[Start of Recorded data]
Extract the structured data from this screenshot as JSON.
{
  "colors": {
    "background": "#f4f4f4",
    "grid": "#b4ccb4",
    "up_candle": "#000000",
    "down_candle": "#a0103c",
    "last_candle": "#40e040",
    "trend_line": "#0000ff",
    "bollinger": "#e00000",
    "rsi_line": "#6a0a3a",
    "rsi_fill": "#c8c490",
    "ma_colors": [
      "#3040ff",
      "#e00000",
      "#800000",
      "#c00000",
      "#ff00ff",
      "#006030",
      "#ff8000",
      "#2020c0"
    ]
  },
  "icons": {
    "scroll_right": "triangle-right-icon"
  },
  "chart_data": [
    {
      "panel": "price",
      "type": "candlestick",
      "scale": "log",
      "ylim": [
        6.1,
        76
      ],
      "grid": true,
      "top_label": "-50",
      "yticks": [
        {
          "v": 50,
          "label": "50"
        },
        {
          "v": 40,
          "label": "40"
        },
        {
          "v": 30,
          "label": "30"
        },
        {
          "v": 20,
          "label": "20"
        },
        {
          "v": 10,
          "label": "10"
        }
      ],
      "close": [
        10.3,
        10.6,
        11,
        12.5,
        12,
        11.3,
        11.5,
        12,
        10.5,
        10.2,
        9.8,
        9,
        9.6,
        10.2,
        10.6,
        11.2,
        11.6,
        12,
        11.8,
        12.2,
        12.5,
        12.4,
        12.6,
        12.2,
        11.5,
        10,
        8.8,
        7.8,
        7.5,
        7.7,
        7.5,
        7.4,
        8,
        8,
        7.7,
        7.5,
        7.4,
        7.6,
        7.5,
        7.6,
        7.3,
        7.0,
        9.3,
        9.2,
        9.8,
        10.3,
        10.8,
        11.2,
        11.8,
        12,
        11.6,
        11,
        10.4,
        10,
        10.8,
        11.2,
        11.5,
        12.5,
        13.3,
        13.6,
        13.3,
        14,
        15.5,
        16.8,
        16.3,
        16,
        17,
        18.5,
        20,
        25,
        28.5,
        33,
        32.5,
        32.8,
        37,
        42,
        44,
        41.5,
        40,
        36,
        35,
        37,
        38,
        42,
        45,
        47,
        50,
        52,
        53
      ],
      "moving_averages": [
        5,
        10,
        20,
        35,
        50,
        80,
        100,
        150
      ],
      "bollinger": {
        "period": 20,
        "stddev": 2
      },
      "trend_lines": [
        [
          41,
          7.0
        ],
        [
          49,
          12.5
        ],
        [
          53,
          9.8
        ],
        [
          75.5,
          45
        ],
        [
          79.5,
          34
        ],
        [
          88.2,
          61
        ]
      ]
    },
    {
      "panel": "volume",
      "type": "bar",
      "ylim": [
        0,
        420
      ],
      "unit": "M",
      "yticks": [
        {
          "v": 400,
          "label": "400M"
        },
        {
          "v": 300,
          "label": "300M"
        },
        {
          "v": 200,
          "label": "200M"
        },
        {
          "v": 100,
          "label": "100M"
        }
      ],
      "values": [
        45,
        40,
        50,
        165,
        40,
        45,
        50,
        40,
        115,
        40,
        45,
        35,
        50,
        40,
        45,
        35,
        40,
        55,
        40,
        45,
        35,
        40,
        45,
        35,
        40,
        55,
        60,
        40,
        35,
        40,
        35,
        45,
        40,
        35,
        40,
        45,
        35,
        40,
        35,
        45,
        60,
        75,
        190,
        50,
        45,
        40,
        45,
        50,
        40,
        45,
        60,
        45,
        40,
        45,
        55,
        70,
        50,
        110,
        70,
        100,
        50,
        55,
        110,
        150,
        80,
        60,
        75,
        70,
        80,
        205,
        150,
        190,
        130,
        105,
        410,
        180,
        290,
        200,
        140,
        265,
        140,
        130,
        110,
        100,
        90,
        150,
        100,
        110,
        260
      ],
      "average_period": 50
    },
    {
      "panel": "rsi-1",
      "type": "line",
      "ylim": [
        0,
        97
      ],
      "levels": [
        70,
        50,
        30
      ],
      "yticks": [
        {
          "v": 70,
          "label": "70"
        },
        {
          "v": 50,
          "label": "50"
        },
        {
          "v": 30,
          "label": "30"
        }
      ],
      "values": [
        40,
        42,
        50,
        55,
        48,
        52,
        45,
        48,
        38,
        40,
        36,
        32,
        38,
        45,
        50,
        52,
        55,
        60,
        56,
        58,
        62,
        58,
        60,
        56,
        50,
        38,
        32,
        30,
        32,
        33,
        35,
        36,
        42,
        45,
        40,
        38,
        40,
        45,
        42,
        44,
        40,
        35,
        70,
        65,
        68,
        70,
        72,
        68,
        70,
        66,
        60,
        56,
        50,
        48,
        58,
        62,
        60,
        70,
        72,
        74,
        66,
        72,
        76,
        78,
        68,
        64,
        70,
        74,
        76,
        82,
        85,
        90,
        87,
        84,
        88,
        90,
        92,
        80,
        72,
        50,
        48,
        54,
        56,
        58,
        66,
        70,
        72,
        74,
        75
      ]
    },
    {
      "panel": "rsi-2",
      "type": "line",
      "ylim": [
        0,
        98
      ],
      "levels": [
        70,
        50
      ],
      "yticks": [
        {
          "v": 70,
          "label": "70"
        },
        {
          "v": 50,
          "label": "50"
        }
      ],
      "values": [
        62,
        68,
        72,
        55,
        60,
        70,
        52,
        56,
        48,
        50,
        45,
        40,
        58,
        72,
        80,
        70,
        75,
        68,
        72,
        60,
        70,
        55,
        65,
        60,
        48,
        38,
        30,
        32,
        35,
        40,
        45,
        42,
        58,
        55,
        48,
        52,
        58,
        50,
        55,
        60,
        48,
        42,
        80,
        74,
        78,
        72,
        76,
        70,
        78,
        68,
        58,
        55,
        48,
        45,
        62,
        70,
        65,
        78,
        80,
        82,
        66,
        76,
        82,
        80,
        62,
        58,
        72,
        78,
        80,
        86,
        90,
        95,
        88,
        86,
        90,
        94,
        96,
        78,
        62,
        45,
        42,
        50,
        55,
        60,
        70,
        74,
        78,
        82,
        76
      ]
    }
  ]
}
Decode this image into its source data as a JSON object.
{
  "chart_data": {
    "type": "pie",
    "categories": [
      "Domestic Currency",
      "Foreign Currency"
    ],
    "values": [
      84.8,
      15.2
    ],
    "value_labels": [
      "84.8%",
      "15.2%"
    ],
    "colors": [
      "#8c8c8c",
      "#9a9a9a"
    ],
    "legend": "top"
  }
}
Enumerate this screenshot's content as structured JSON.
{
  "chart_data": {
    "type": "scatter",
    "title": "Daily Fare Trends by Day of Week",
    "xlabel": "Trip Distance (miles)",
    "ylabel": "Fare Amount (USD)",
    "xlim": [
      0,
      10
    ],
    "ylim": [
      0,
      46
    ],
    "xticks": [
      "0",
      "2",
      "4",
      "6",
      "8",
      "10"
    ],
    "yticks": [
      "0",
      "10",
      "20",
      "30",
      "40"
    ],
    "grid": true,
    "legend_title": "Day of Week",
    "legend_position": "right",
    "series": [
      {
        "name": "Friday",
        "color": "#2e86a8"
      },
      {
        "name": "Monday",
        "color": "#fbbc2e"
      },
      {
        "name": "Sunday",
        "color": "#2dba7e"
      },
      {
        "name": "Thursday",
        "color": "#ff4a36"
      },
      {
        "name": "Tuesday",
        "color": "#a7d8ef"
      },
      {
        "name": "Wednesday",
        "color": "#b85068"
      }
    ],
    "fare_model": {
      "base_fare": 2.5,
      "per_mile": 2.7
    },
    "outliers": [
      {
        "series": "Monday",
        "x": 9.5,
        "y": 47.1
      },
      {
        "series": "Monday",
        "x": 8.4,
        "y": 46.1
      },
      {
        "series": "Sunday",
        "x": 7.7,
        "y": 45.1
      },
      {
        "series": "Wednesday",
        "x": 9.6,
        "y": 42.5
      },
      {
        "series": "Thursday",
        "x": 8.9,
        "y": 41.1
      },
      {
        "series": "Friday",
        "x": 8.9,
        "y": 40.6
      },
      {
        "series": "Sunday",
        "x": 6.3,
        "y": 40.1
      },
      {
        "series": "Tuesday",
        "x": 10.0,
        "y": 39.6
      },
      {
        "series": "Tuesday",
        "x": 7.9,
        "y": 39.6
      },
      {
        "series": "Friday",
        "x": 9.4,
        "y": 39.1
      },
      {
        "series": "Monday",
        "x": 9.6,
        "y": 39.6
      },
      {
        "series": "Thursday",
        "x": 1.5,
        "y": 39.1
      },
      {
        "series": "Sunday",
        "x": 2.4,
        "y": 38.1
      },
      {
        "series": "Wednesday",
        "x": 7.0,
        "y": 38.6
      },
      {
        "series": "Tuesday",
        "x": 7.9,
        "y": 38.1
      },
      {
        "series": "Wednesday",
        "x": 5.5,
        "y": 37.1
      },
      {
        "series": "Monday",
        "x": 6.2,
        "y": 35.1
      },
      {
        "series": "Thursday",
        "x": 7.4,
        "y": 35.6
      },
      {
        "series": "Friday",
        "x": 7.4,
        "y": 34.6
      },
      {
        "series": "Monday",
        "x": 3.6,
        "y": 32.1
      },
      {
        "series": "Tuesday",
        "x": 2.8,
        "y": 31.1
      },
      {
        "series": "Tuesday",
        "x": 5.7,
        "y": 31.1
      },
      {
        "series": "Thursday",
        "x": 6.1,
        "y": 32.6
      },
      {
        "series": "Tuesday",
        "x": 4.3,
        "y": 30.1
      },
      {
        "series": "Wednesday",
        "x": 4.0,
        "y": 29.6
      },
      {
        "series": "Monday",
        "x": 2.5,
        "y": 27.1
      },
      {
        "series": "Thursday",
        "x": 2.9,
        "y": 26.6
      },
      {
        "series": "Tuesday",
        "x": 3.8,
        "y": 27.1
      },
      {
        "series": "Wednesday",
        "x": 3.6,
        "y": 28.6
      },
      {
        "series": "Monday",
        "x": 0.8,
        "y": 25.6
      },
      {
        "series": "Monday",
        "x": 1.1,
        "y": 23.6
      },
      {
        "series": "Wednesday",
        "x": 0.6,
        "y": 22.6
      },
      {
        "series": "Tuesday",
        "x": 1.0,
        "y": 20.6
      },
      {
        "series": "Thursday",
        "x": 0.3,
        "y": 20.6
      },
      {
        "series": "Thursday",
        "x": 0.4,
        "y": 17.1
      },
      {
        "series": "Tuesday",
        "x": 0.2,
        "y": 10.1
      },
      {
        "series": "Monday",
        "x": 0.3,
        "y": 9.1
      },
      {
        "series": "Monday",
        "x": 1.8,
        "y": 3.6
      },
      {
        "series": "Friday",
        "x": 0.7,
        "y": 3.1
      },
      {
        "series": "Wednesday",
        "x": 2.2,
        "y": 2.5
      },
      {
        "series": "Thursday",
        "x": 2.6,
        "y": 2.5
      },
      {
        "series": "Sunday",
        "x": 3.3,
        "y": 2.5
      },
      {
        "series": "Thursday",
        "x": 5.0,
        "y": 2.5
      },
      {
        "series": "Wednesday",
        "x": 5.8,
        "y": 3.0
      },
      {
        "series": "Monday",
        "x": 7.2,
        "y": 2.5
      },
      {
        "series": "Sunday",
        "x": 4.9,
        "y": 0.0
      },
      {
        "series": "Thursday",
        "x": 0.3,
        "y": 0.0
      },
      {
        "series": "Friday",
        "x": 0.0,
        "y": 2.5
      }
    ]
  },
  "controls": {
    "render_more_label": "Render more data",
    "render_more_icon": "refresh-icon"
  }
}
[End of Recorded data]
__Problem to work on__. Using the material above, copy every line in which the string "this" occurs.

__Exercise output__.
Extract the structured data from this screenshot as JSON.
Decode this image into its source data as a JSON object.
Enumerate this screenshot's content as structured JSON.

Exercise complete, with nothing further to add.